Records contained in a dataset
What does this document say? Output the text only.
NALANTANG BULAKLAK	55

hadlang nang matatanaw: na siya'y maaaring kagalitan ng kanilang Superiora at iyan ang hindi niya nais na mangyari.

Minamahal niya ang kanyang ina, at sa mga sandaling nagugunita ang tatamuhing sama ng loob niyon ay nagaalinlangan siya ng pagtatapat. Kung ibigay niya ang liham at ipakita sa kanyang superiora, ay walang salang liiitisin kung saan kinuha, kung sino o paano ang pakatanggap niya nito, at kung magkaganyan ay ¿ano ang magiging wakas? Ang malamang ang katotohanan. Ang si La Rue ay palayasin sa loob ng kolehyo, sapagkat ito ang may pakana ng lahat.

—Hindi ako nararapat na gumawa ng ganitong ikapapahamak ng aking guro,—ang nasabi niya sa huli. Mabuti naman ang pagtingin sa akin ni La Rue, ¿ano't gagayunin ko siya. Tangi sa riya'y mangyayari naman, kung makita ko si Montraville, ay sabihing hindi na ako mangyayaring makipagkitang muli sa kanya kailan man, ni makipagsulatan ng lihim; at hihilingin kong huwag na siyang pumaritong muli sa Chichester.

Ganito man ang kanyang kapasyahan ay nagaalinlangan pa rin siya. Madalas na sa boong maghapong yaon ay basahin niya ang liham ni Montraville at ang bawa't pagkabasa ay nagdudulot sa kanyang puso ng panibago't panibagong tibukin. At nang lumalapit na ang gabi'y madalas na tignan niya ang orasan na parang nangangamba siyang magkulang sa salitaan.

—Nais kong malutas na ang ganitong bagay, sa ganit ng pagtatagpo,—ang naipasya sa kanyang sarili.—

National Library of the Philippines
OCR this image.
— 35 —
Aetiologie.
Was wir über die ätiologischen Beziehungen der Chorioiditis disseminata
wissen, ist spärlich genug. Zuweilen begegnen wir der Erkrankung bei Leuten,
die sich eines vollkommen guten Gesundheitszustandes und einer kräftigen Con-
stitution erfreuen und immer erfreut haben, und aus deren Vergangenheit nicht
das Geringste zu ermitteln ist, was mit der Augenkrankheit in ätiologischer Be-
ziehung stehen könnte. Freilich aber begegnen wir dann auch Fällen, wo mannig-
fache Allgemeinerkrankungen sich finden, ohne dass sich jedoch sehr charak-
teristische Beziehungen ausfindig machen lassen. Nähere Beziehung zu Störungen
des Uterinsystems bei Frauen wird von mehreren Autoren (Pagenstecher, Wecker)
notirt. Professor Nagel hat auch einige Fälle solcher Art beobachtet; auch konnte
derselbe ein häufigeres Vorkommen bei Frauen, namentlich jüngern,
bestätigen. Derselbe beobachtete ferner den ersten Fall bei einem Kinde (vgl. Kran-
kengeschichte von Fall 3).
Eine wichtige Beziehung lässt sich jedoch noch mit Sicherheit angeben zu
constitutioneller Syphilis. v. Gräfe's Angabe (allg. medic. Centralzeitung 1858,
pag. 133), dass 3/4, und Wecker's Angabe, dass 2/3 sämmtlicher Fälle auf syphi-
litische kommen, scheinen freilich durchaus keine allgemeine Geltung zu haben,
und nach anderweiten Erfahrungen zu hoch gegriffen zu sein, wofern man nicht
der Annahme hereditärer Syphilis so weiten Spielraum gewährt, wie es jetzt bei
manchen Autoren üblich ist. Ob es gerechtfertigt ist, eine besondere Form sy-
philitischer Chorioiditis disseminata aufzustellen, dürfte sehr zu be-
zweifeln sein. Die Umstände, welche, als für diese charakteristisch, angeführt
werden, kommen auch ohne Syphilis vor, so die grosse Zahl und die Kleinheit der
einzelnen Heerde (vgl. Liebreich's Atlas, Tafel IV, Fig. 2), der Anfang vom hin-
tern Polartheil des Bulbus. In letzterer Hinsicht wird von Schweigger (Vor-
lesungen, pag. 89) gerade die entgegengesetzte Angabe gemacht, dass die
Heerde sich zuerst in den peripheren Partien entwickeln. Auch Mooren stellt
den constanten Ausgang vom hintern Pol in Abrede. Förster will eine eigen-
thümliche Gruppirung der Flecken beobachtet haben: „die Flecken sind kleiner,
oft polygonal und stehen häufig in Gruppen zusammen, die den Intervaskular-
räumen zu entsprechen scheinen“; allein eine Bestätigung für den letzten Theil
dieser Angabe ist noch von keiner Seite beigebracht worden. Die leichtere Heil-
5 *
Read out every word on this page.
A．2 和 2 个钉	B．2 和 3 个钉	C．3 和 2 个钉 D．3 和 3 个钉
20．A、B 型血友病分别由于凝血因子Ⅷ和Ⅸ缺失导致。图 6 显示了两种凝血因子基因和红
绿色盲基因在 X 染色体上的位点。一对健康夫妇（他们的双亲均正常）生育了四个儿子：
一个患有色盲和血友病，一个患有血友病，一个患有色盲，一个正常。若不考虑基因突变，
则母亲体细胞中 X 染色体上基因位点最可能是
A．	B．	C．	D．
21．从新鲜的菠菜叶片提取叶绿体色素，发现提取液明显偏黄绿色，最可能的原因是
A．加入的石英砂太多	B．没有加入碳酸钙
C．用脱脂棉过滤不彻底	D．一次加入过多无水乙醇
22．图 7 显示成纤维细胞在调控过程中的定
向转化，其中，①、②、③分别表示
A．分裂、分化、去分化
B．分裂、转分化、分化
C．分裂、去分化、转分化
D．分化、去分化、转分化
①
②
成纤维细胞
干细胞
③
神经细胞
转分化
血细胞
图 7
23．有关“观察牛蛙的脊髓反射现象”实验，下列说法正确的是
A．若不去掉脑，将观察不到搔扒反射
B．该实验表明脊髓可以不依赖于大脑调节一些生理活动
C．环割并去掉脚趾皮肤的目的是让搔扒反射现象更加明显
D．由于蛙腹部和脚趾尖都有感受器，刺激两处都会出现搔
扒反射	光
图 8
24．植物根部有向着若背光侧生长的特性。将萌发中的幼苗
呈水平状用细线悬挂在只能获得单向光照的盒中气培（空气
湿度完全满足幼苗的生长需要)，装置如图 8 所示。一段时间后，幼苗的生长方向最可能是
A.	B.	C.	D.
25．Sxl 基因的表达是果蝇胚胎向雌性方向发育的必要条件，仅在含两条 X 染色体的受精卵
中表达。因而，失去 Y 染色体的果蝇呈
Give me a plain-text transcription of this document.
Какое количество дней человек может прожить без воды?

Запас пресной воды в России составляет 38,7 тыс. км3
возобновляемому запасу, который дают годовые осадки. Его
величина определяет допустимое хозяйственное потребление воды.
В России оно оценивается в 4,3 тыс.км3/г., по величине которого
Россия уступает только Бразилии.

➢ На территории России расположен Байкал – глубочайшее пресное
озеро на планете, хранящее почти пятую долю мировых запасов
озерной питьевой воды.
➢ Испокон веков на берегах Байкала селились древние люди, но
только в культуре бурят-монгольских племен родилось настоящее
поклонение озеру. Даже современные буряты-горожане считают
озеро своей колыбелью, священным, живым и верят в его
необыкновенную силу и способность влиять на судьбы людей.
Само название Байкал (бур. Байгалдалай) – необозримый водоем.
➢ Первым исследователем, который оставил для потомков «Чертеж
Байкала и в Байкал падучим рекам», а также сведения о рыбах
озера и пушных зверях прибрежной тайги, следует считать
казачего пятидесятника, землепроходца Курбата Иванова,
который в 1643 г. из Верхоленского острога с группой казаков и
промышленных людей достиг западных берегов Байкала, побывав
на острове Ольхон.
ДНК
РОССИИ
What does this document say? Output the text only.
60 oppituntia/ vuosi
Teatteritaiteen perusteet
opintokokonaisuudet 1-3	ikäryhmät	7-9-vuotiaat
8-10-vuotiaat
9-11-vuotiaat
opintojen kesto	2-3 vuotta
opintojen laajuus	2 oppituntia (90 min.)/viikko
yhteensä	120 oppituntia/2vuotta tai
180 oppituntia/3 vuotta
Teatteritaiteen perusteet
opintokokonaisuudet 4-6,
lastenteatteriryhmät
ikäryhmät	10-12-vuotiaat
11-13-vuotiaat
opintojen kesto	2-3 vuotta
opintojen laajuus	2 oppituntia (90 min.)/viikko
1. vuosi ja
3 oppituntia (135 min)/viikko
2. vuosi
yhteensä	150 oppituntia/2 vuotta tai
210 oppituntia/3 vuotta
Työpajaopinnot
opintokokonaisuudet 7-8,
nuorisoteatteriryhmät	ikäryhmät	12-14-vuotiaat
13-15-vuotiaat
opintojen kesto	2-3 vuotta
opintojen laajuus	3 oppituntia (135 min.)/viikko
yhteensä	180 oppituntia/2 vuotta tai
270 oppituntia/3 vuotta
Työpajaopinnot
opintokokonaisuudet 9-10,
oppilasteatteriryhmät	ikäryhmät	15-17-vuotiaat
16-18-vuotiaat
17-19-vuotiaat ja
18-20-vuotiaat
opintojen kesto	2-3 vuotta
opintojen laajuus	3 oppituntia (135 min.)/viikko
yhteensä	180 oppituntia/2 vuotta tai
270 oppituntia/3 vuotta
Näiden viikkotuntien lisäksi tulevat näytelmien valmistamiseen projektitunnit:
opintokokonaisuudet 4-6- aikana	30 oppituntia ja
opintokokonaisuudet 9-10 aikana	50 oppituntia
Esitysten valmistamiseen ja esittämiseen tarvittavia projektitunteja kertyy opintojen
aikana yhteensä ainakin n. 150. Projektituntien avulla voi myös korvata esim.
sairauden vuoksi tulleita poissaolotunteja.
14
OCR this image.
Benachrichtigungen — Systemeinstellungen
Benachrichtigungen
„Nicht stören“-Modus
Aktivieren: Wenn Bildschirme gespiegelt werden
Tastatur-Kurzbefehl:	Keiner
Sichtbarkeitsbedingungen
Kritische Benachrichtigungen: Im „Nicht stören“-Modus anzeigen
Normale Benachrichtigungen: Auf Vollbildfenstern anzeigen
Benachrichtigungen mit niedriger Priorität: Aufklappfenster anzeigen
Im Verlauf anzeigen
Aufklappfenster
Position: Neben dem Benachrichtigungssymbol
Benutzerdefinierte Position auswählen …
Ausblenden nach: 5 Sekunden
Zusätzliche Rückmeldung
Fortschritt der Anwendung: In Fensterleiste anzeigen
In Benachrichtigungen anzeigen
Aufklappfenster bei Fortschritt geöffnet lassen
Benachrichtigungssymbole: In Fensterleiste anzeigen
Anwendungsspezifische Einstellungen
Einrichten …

> _Problem description_
Read the data above. Pull out each line in which the string "vuosi" appears.

> _Result below_
60 oppituntia/ vuosi
1. vuosi ja
2. vuosi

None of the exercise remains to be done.